▶ The input

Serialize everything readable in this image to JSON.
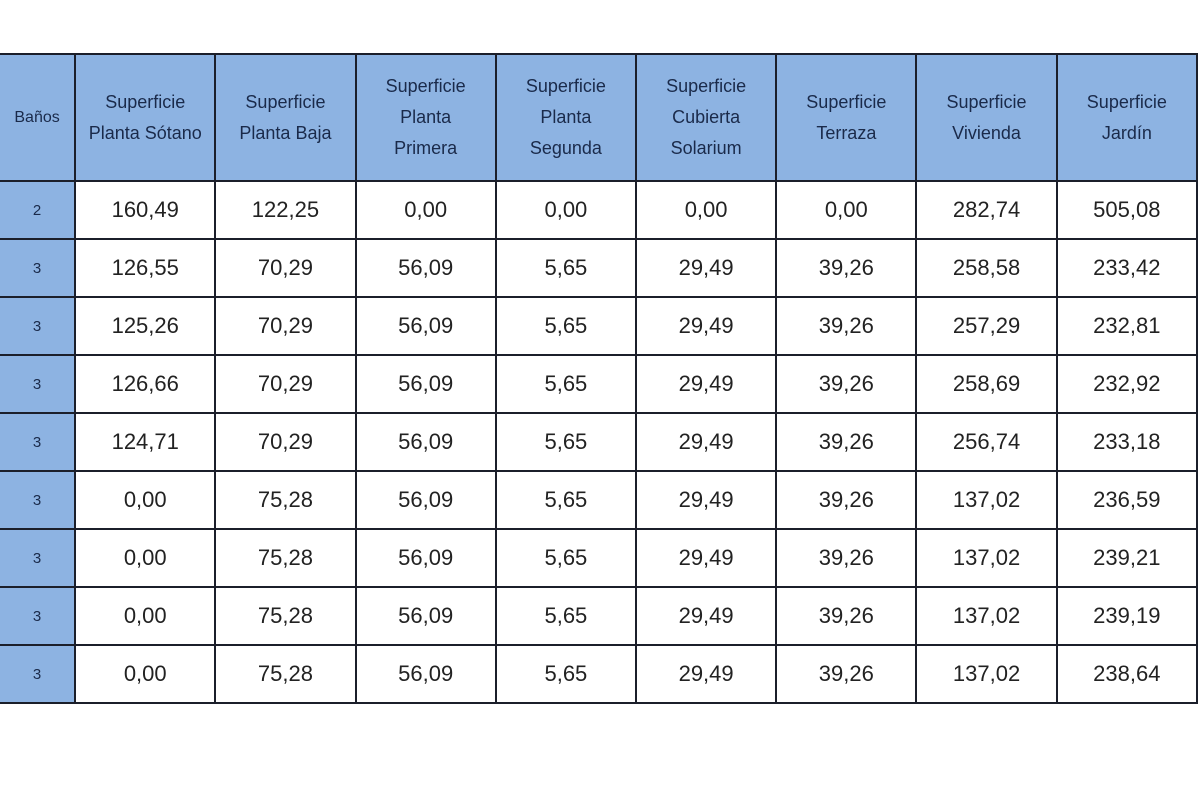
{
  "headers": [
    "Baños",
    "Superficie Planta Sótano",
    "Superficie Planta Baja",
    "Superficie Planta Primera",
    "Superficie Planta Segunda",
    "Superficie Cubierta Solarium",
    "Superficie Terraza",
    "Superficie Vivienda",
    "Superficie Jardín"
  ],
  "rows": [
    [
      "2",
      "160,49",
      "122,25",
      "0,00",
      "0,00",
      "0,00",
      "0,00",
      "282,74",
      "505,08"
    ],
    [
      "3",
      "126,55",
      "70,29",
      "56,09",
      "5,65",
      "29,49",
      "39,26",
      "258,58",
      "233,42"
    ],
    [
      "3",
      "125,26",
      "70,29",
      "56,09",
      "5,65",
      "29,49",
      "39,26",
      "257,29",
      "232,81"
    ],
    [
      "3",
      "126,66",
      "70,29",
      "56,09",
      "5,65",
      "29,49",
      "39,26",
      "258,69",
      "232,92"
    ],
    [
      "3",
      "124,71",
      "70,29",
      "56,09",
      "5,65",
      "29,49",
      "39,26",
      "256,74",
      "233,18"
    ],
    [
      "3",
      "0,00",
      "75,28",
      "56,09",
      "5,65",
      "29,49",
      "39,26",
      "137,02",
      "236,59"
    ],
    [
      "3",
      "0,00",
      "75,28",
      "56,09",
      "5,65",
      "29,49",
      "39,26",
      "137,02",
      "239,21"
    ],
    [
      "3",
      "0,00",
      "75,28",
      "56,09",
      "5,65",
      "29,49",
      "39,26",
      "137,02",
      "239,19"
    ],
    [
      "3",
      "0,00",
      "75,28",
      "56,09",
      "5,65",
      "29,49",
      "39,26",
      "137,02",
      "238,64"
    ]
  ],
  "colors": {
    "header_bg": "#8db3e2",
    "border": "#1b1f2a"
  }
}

▶ To be done
In the entries above, count each line with "Superficie"; reply with the total only.

▶ Expected answer
8